- WRITTEN REQUEST
In the following material, identify every line holding the string "this" and return it.

- DATA SHOWN
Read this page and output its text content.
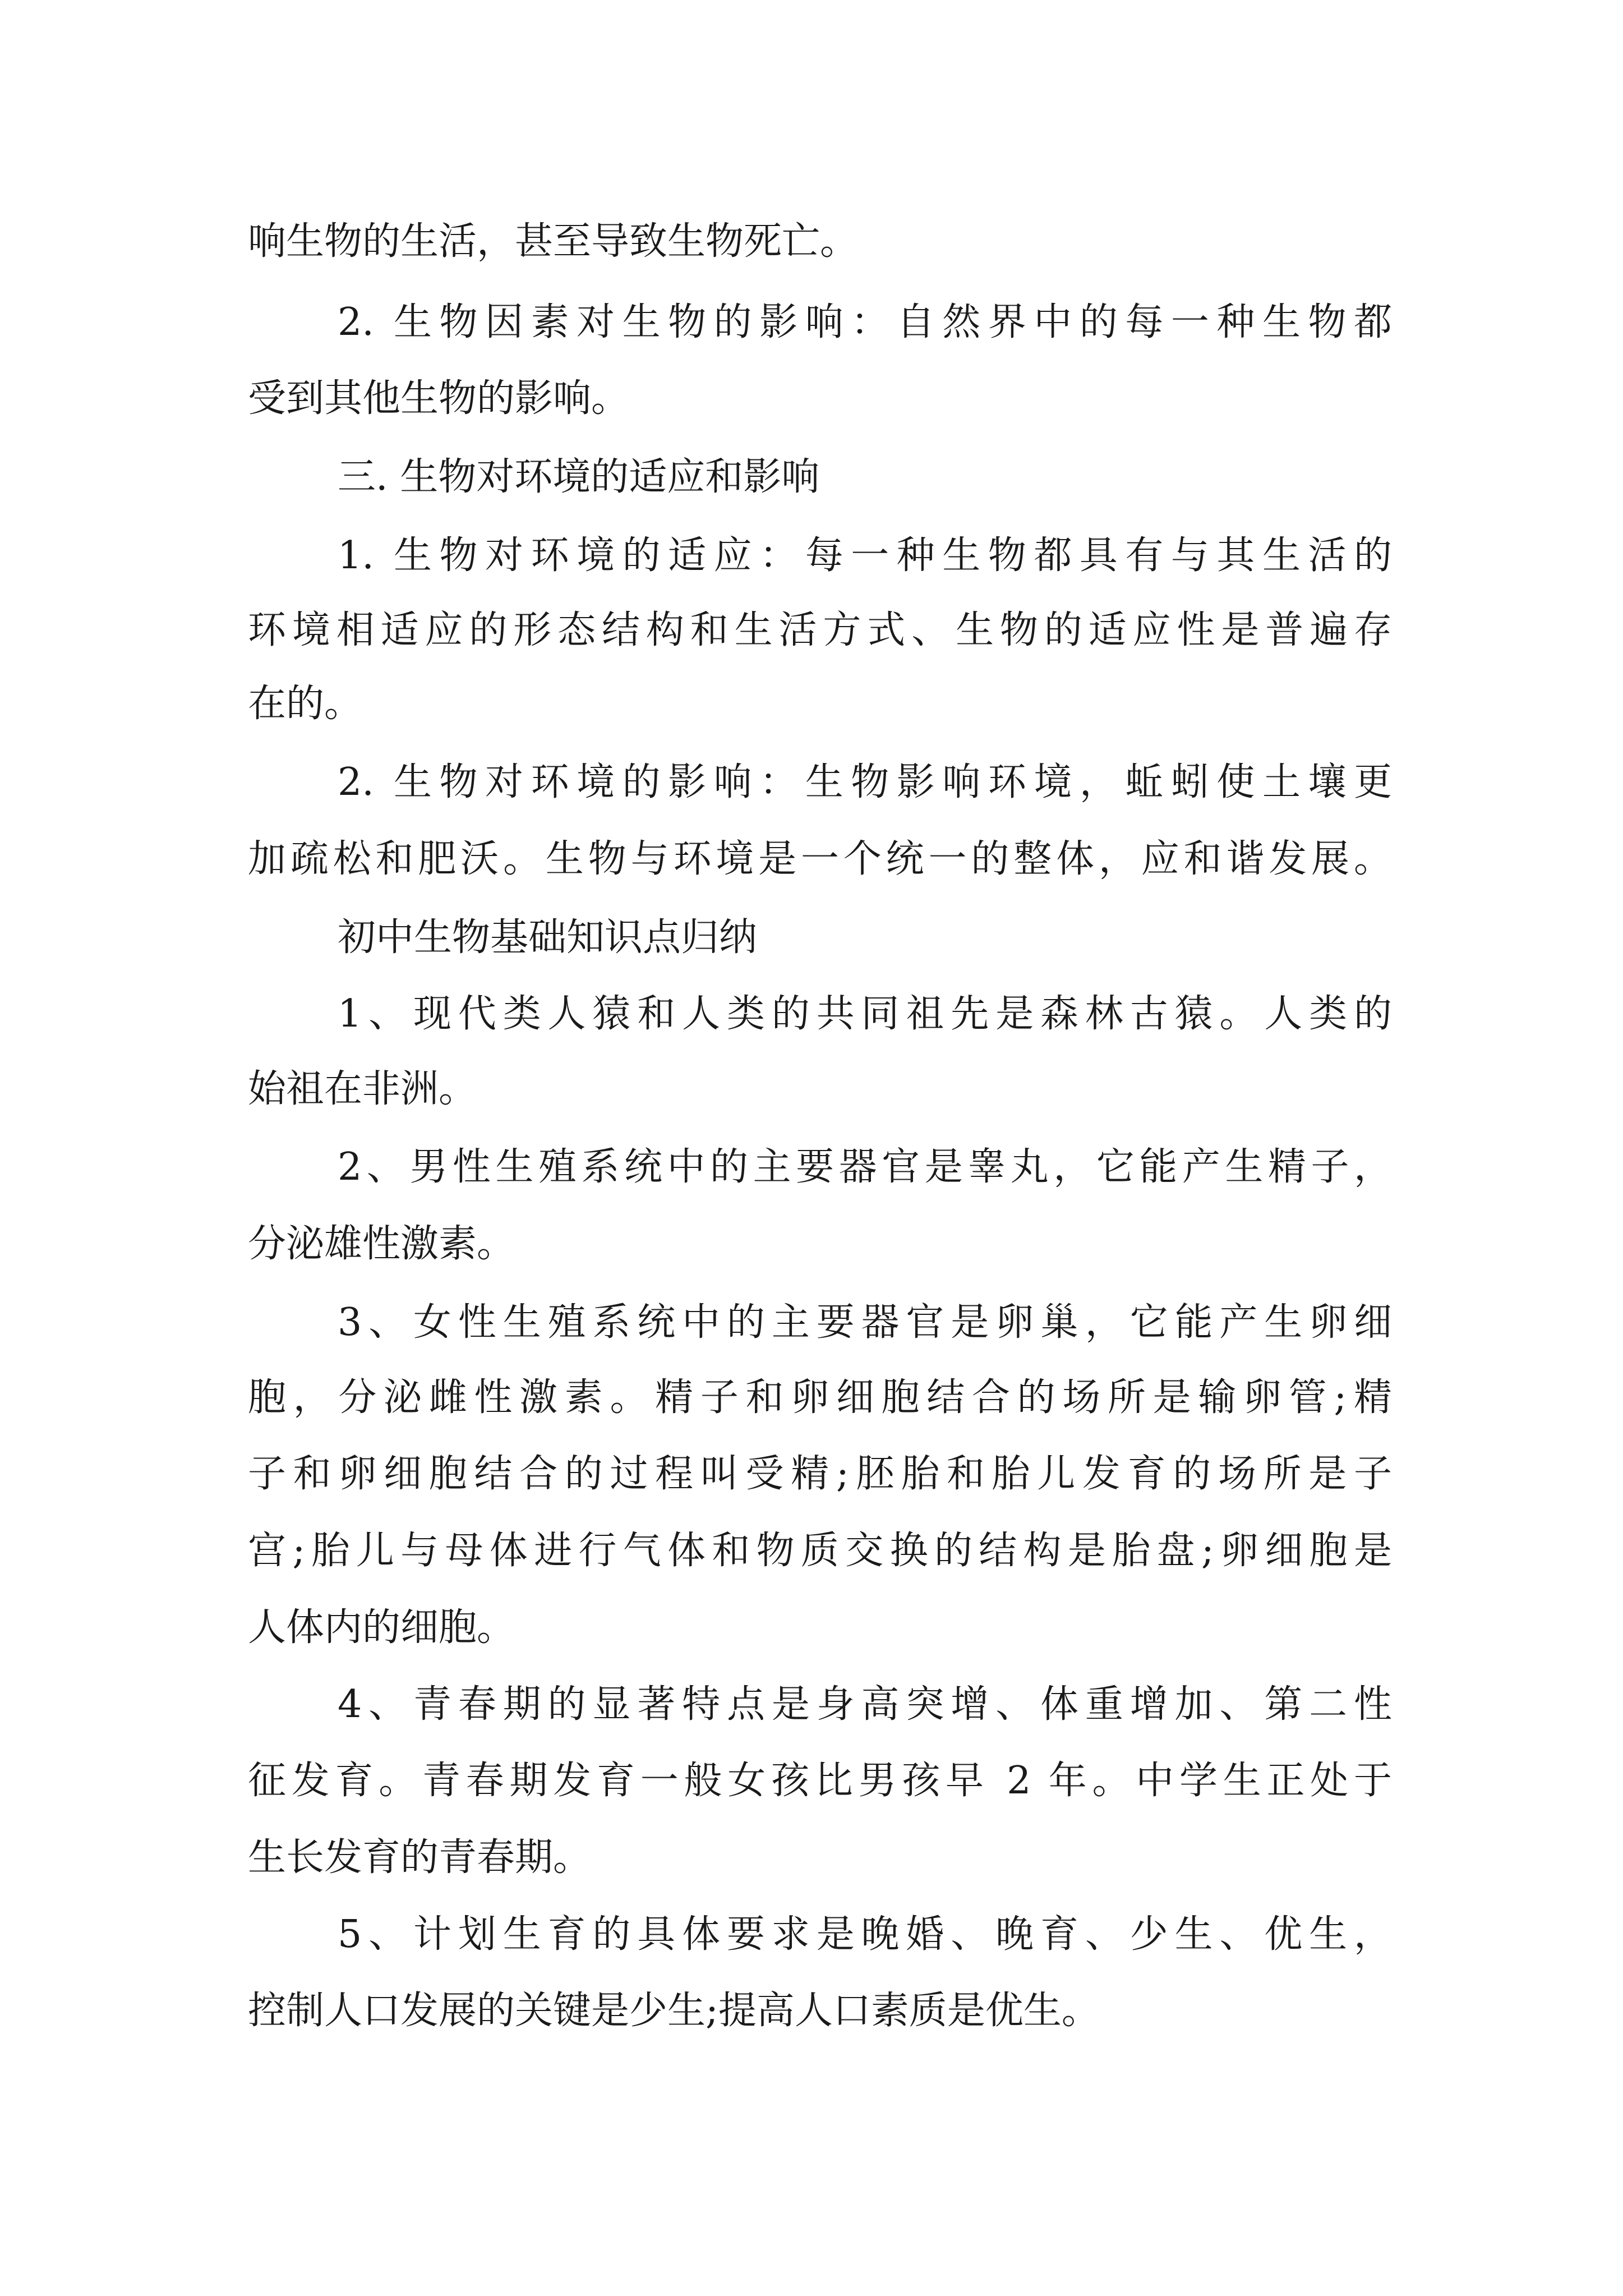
响生物的生活，甚至导致生物死亡。
2. 生物因素对生物的影响：自然界中的每一种生物都
受到其他生物的影响。
三. 生物对环境的适应和影响
1. 生物对环境的适应：每一种生物都具有与其生活的
环境相适应的形态结构和生活方式、生物的适应性是普遍存
在的。
2. 生物对环境的影响：生物影响环境，蚯蚓使土壤更
加疏松和肥沃。生物与环境是一个统一的整体，应和谐发展。
初中生物基础知识点归纳
1、现代类人猿和人类的共同祖先是森林古猿。人类的
始祖在非洲。
2、男性生殖系统中的主要器官是睾丸，它能产生精子，
分泌雄性激素。
3、女性生殖系统中的主要器官是卵巢，它能产生卵细
胞，分泌雌性激素。精子和卵细胞结合的场所是输卵管;精
子和卵细胞结合的过程叫受精;胚胎和胎儿发育的场所是子
宫;胎儿与母体进行气体和物质交换的结构是胎盘;卵细胞是
人体内的细胞。
4、青春期的显著特点是身高突增、体重增加、第二性
征发育。青春期发育一般女孩比男孩早 2 年。中学生正处于
生长发育的青春期。
5、计划生育的具体要求是晚婚、晚育、少生、优生，
控制人口发展的关键是少生;提高人口素质是优生。
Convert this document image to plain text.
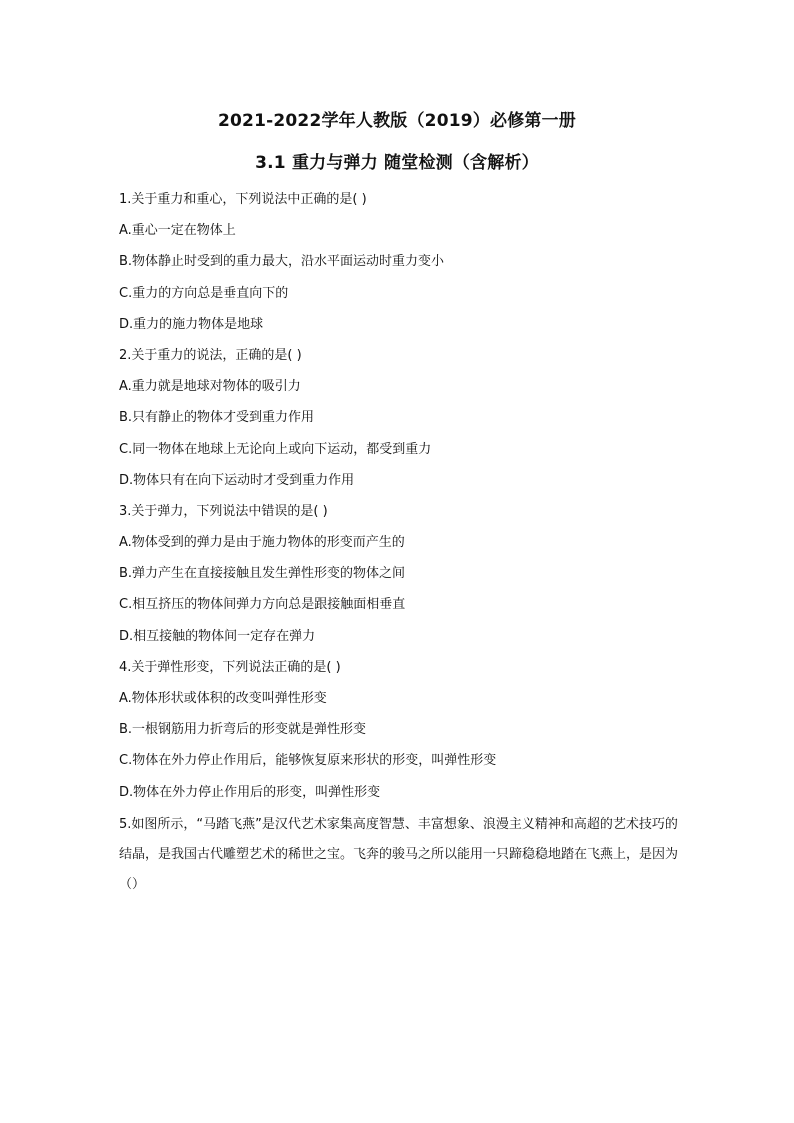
2021-2022学年人教版（2019）必修第一册
3.1 重力与弹力 随堂检测（含解析）
1.关于重力和重心，下列说法中正确的是( )
A.重心一定在物体上
B.物体静止时受到的重力最大，沿水平面运动时重力变小
C.重力的方向总是垂直向下的
D.重力的施力物体是地球
2.关于重力的说法，正确的是( )
A.重力就是地球对物体的吸引力
B.只有静止的物体才受到重力作用
C.同一物体在地球上无论向上或向下运动，都受到重力
D.物体只有在向下运动时才受到重力作用
3.关于弹力，下列说法中错误的是( )
A.物体受到的弹力是由于施力物体的形变而产生的
B.弹力产生在直接接触且发生弹性形变的物体之间
C.相互挤压的物体间弹力方向总是跟接触面相垂直
D.相互接触的物体间一定存在弹力
4.关于弹性形变，下列说法正确的是( )
A.物体形状或体积的改变叫弹性形变
B.一根钢筋用力折弯后的形变就是弹性形变
C.物体在外力停止作用后，能够恢复原来形状的形变，叫弹性形变
D.物体在外力停止作用后的形变，叫弹性形变
5.如图所示，“马踏飞燕”是汉代艺术家集高度智慧、丰富想象、浪漫主义精神和高超的艺术技巧的结晶，是我国古代雕塑艺术的稀世之宝。飞奔的骏马之所以能用一只蹄稳稳地踏在飞燕上，是因为（）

- EXERCISE ANSWER
Read this page and output its text content.
Convert this document image to plain text.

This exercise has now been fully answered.